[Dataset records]
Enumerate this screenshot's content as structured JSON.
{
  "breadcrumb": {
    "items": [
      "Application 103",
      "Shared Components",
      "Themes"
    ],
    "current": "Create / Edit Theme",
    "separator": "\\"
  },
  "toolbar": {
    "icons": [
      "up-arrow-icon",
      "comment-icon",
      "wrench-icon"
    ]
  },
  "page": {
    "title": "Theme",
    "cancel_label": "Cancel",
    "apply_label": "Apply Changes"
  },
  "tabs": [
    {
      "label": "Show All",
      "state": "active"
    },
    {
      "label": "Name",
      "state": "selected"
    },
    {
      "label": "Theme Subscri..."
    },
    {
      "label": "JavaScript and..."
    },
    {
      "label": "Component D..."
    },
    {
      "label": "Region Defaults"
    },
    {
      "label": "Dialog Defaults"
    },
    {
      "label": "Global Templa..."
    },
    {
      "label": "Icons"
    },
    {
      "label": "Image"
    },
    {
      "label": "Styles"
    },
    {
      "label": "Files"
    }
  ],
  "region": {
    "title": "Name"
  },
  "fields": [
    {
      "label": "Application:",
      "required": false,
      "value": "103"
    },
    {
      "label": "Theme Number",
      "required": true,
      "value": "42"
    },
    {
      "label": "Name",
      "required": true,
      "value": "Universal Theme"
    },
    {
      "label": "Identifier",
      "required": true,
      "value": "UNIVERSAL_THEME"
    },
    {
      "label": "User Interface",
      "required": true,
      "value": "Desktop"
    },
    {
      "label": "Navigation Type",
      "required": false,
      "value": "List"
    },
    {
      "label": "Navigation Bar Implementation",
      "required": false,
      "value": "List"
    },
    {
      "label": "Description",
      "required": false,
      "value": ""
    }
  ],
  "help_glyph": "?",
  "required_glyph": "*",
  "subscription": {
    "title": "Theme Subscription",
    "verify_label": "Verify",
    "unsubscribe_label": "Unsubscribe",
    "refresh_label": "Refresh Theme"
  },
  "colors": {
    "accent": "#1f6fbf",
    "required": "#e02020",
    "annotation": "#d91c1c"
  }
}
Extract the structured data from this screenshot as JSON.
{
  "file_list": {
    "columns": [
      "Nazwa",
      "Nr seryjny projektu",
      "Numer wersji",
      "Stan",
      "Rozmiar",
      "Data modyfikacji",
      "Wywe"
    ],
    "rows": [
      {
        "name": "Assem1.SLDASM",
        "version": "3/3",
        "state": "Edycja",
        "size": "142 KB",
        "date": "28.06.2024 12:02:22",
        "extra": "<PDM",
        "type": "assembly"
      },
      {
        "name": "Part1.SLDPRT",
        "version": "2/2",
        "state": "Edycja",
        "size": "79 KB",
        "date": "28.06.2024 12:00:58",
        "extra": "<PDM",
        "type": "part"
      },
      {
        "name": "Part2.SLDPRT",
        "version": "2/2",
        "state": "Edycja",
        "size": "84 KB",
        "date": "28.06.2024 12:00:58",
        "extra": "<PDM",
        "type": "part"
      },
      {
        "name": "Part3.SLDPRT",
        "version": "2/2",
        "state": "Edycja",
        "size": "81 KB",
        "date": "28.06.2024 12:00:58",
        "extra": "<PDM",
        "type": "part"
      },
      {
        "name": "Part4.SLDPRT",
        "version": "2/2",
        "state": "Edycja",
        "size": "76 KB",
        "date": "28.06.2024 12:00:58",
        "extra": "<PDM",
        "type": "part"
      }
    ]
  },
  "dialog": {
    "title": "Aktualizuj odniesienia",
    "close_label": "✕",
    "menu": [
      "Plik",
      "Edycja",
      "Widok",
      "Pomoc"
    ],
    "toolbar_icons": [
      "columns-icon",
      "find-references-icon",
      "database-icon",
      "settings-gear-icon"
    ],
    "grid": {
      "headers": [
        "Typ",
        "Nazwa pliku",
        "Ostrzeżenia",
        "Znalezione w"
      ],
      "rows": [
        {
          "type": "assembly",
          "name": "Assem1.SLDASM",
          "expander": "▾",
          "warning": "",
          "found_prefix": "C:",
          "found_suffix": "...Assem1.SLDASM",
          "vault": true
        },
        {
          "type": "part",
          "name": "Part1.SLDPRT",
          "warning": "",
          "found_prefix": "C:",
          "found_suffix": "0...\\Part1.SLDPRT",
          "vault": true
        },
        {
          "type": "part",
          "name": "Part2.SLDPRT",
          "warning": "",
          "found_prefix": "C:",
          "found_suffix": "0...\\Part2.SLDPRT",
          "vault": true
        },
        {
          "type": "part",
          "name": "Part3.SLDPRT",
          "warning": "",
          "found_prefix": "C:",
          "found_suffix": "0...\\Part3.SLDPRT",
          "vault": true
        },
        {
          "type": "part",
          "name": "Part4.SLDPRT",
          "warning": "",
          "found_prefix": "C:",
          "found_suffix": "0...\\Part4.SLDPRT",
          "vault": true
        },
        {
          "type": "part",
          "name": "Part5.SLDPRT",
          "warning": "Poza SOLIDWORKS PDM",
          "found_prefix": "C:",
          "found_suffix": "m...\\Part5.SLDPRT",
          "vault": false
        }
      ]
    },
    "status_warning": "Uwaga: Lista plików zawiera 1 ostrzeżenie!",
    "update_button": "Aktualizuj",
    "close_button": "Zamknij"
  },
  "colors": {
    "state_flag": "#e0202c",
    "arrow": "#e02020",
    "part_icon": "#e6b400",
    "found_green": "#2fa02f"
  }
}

**Work to be completed**
Working from the entries above, return all lines that contain "this".

**Response**
Enumerate this screenshot's content as structured JSON.
Extract the structured data from this screenshot as JSON.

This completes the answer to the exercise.